WORK TO COMPLETE: Give the records from the line with "annotate this image: element" up to and including the line with "square-h5 — [238, 110, 270, 142]" as a JSON list of strings, one string per line, leaving out blank lines.

Annotated element entries
....

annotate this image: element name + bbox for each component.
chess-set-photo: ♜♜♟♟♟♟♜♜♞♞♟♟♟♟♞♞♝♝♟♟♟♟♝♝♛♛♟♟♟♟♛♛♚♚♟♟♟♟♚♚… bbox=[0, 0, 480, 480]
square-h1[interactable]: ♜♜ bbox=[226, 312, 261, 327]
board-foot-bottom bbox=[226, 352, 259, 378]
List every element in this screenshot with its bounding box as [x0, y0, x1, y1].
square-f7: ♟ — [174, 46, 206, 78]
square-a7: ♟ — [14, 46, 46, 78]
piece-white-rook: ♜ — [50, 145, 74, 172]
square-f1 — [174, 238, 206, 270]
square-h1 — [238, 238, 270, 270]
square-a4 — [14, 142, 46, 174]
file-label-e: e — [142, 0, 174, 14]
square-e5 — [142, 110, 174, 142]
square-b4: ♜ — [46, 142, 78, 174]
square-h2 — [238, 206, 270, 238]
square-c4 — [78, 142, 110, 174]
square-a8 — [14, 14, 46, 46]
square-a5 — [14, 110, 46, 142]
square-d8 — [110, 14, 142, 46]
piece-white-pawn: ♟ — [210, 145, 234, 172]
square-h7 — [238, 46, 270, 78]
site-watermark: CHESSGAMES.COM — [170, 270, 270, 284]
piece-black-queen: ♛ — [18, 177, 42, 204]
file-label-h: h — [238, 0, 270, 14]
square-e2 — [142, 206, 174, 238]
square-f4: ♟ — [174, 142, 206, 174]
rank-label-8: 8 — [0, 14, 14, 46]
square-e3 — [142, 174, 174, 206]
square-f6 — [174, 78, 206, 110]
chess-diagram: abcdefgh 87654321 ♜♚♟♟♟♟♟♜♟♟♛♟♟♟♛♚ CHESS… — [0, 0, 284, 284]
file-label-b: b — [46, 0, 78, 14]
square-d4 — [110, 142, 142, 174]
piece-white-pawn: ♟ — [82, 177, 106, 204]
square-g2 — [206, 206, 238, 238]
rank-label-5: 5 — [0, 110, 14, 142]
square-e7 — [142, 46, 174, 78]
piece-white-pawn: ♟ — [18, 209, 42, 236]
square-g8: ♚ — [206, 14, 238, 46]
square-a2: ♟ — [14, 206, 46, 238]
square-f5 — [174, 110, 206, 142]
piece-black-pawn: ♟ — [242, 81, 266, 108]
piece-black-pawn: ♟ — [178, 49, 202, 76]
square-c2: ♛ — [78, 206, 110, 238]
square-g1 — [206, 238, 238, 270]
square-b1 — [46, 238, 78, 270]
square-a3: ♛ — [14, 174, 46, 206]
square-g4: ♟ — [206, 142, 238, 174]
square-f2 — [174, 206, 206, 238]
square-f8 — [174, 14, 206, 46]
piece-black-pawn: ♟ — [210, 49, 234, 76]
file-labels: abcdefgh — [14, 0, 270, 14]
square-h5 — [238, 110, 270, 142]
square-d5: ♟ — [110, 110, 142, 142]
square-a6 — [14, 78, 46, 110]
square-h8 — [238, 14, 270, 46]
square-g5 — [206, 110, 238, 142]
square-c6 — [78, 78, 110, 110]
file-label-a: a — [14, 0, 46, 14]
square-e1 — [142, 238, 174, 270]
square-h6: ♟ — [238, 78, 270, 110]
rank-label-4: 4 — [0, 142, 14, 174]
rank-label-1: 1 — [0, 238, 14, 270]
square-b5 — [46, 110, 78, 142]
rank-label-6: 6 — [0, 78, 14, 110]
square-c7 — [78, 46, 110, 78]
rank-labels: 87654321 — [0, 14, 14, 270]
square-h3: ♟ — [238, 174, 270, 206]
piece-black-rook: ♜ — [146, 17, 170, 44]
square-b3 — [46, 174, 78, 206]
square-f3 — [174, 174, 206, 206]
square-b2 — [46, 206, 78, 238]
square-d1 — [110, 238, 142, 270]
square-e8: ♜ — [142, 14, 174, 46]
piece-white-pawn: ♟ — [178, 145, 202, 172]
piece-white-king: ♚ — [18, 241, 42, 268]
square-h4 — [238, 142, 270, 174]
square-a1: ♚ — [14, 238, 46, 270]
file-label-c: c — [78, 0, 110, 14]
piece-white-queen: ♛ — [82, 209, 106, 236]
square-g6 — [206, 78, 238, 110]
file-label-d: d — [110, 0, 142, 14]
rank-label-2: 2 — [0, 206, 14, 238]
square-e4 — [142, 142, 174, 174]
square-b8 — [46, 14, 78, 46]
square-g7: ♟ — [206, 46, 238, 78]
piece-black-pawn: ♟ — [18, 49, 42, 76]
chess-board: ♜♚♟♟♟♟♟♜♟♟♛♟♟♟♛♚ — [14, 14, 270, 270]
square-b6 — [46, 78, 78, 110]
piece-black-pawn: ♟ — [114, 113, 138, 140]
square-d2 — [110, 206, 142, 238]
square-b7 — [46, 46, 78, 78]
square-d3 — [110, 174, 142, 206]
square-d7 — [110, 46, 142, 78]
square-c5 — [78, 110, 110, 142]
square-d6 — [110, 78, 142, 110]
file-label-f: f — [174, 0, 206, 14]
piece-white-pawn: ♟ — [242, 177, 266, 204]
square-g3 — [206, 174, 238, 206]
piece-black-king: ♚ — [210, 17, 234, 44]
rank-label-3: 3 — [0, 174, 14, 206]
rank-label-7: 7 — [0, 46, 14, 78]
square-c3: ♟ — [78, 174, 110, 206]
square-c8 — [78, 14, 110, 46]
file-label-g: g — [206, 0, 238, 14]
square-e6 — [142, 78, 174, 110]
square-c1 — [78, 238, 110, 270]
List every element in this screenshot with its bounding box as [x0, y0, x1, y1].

....

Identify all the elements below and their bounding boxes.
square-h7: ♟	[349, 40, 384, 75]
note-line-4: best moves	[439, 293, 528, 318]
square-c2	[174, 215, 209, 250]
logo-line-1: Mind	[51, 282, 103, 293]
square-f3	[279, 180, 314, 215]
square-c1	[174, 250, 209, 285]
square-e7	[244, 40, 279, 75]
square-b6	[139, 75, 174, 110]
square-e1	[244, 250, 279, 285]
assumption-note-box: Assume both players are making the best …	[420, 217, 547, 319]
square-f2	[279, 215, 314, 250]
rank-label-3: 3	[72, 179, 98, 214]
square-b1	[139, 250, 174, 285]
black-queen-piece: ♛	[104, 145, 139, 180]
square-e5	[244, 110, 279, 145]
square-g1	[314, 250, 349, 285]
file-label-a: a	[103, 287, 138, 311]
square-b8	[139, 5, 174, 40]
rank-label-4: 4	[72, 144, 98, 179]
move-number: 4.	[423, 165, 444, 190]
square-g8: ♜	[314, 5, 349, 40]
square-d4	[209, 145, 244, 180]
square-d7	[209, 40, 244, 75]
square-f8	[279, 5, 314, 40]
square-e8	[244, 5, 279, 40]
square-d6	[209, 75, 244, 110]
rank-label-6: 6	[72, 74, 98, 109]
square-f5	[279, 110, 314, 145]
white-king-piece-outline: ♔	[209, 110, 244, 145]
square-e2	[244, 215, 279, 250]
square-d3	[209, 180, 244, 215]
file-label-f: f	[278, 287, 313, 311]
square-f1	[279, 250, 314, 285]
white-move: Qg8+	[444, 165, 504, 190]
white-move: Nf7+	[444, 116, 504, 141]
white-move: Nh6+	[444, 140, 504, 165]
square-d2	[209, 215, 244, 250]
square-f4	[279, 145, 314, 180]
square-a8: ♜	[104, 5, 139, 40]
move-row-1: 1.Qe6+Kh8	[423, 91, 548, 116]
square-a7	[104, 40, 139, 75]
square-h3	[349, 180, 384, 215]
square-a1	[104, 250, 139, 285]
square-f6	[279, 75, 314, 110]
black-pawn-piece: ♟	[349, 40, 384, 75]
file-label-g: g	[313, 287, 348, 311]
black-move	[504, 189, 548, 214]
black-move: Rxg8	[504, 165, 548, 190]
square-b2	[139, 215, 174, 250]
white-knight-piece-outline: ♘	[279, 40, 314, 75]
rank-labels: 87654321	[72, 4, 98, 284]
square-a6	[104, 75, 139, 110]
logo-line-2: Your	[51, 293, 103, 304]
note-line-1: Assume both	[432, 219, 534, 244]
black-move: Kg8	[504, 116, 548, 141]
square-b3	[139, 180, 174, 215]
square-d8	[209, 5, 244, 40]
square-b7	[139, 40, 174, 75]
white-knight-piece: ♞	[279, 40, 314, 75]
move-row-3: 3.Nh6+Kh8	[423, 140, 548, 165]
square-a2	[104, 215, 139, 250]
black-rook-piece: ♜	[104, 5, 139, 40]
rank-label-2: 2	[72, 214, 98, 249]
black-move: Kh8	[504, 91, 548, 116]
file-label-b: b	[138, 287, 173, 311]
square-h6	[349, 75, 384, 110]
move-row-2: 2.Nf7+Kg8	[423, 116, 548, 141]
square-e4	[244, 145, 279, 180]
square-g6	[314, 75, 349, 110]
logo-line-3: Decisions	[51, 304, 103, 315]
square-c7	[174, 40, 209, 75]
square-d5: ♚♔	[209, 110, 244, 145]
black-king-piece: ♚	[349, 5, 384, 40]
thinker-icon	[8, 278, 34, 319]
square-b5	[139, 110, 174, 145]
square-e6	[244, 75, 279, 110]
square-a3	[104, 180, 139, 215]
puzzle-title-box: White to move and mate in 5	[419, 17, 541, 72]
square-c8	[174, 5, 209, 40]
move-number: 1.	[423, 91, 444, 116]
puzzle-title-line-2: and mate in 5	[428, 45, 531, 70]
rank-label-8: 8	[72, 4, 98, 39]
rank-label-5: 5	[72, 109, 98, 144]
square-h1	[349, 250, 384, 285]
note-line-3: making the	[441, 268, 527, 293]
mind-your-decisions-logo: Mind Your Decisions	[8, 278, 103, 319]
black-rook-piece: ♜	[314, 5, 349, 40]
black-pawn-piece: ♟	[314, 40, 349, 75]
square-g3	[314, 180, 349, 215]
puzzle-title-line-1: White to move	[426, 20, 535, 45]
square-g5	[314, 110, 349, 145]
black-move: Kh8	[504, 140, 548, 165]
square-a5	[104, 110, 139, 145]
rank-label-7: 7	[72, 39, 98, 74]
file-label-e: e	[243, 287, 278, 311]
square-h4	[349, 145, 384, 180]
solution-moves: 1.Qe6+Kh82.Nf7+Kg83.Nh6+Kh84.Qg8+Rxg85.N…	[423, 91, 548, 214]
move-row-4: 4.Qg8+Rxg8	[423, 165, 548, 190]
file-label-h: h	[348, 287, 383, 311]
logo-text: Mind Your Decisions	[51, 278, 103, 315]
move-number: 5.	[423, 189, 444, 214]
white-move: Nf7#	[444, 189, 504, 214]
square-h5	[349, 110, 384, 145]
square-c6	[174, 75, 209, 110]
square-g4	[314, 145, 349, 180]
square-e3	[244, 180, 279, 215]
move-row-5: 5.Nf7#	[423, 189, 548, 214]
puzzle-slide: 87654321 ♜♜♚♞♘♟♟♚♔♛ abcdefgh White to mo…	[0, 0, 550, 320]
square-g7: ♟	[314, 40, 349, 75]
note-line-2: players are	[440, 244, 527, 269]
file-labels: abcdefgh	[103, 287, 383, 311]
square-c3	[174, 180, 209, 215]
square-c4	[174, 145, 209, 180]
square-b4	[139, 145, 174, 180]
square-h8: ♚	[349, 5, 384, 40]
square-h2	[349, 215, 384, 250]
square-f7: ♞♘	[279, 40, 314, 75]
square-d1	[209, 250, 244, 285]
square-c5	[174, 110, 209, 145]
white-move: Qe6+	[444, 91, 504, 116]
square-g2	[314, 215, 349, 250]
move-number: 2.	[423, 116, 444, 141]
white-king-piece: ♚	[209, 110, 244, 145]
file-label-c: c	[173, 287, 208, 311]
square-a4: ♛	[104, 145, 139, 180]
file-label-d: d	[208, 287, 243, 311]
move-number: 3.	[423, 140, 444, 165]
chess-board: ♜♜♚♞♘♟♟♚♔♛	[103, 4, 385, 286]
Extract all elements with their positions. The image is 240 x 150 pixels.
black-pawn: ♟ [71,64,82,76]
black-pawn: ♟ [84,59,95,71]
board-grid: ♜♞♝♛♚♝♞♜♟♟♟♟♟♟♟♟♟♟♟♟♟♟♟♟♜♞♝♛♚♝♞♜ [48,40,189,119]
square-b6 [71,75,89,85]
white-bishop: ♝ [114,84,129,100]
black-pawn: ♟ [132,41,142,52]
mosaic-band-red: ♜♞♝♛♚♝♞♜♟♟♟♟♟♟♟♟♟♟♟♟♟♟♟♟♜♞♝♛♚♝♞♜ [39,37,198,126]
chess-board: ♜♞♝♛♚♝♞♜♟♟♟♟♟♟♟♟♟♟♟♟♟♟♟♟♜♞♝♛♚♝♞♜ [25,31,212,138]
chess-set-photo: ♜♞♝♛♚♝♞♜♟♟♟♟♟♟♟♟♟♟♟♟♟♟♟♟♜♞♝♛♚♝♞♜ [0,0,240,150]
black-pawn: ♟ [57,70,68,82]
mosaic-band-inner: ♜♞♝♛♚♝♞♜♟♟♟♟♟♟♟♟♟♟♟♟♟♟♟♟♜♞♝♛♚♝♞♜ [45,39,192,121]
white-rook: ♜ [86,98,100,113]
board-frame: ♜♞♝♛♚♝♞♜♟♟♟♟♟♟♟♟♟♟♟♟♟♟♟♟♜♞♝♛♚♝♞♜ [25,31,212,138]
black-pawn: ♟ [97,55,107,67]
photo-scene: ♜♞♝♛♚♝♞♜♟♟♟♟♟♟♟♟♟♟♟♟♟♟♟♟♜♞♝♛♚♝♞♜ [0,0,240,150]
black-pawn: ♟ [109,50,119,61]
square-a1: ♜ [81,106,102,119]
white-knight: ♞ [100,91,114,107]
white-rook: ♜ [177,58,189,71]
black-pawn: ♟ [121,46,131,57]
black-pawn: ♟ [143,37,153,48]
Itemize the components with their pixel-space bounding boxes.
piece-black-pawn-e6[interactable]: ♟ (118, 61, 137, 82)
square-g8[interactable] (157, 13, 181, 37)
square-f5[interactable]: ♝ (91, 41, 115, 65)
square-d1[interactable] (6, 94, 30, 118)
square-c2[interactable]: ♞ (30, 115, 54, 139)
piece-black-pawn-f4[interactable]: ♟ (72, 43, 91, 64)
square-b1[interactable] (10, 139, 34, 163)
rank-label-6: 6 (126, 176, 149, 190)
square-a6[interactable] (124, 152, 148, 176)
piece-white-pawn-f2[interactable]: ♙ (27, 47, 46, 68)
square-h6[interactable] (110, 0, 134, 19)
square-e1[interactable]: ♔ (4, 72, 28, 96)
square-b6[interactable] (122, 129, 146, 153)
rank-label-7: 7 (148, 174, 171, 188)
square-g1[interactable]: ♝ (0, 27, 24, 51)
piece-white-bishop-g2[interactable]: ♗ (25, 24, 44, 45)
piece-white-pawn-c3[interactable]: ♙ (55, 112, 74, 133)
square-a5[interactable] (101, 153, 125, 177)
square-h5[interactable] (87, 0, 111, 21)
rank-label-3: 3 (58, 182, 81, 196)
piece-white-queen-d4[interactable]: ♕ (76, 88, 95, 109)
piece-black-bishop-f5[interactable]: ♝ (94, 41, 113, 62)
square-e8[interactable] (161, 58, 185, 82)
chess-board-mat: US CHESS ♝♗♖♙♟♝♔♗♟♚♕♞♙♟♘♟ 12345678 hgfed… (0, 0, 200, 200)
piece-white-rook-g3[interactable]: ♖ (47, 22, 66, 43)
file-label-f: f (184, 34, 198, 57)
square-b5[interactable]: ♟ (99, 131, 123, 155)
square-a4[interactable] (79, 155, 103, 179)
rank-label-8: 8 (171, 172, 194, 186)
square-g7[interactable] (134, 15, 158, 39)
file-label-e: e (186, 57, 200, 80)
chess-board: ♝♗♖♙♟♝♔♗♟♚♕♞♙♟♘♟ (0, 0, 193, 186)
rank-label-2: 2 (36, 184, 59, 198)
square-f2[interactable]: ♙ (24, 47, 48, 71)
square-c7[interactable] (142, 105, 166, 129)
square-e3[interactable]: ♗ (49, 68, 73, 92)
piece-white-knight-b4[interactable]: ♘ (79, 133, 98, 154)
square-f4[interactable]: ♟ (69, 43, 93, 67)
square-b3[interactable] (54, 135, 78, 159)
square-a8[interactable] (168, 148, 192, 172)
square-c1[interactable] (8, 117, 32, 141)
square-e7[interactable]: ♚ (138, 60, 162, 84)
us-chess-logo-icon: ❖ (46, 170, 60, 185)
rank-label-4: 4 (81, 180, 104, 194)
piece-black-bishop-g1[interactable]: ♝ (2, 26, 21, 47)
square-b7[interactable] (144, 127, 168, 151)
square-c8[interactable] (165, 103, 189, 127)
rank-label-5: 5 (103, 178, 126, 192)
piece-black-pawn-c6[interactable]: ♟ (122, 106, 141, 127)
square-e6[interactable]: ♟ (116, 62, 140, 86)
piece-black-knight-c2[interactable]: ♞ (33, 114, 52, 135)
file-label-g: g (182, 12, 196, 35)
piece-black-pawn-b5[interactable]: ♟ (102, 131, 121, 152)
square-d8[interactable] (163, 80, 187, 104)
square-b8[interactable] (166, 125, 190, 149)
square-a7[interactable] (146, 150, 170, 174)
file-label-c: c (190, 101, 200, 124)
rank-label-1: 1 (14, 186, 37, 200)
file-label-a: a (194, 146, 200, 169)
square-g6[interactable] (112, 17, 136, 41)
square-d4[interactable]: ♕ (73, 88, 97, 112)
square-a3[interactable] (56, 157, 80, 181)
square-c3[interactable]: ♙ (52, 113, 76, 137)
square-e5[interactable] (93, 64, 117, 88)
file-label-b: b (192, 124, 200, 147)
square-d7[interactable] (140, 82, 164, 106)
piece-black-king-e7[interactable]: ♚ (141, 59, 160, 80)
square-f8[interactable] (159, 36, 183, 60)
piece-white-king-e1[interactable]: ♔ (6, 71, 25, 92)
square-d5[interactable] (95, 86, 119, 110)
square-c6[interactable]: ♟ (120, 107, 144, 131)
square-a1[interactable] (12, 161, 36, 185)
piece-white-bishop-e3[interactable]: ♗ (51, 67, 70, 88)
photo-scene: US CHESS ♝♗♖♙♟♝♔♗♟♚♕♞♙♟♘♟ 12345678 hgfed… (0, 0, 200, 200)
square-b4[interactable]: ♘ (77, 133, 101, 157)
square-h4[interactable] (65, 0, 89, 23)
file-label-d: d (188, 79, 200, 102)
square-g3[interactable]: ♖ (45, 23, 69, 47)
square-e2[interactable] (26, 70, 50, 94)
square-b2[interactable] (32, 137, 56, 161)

....

COMPLETE RESPONSE:
[
  "annotate this image: element name + bbox for each component.",
  "chess-set-photo: ♜♜♟♟♟♟♜♜♞♞♟♟♟♟♞♞♝♝♟♟♟♟♝♝♛♛♟♟♟♟♛♛♚♚♟♟♟♟♚♚… bbox=[0, 0, 480, 480]",
  "square-h1[interactable]: ♜♜ bbox=[226, 312, 261, 327]",
  "board-foot-bottom bbox=[226, 352, 259, 378]",
  "List every element in this screenshot with its bounding box as [x0, y0, x1, y1].",
  "square-f7: ♟ — [174, 46, 206, 78]",
  "square-a7: ♟ — [14, 46, 46, 78]",
  "piece-white-rook: ♜ — [50, 145, 74, 172]",
  "square-f1 — [174, 238, 206, 270]",
  "square-h1 — [238, 238, 270, 270]",
  "square-a4 — [14, 142, 46, 174]",
  "file-label-e: e — [142, 0, 174, 14]",
  "square-e5 — [142, 110, 174, 142]",
  "square-b4: ♜ — [46, 142, 78, 174]",
  "square-h2 — [238, 206, 270, 238]",
  "square-c4 — [78, 142, 110, 174]",
  "square-a8 — [14, 14, 46, 46]",
  "square-a5 — [14, 110, 46, 142]",
  "square-d8 — [110, 14, 142, 46]",
  "piece-white-pawn: ♟ — [210, 145, 234, 172]",
  "square-h7 — [238, 46, 270, 78]",
  "site-watermark: CHESSGAMES.COM — [170, 270, 270, 284]",
  "piece-black-queen: ♛ — [18, 177, 42, 204]",
  "file-label-h: h — [238, 0, 270, 14]",
  "square-e2 — [142, 206, 174, 238]",
  "square-f4: ♟ — [174, 142, 206, 174]",
  "rank-label-8: 8 — [0, 14, 14, 46]",
  "square-e3 — [142, 174, 174, 206]",
  "square-f6 — [174, 78, 206, 110]",
  "chess-diagram: abcdefgh 87654321 ♜♚♟♟♟♟♟♜♟♟♛♟♟♟♛♚ CHESS… — [0, 0, 284, 284]",
  "file-label-b: b — [46, 0, 78, 14]",
  "square-d4 — [110, 142, 142, 174]",
  "piece-white-pawn: ♟ — [82, 177, 106, 204]",
  "square-g2 — [206, 206, 238, 238]",
  "rank-label-5: 5 — [0, 110, 14, 142]",
  "square-e7 — [142, 46, 174, 78]",
  "piece-white-pawn: ♟ — [18, 209, 42, 236]",
  "square-g8: ♚ — [206, 14, 238, 46]",
  "square-a2: ♟ — [14, 206, 46, 238]",
  "square-f5 — [174, 110, 206, 142]",
  "piece-black-pawn: ♟ — [242, 81, 266, 108]",
  "piece-black-pawn: ♟ — [178, 49, 202, 76]",
  "square-c2: ♛ — [78, 206, 110, 238]",
  "square-g1 — [206, 238, 238, 270]",
  "square-b1 — [46, 238, 78, 270]",
  "square-a3: ♛ — [14, 174, 46, 206]",
  "square-g4: ♟ — [206, 142, 238, 174]",
  "square-f2 — [174, 206, 206, 238]",
  "square-f8 — [174, 14, 206, 46]",
  "piece-black-pawn: ♟ — [210, 49, 234, 76]",
  "file-labels: abcdefgh — [14, 0, 270, 14]",
  "square-h5 — [238, 110, 270, 142]"
]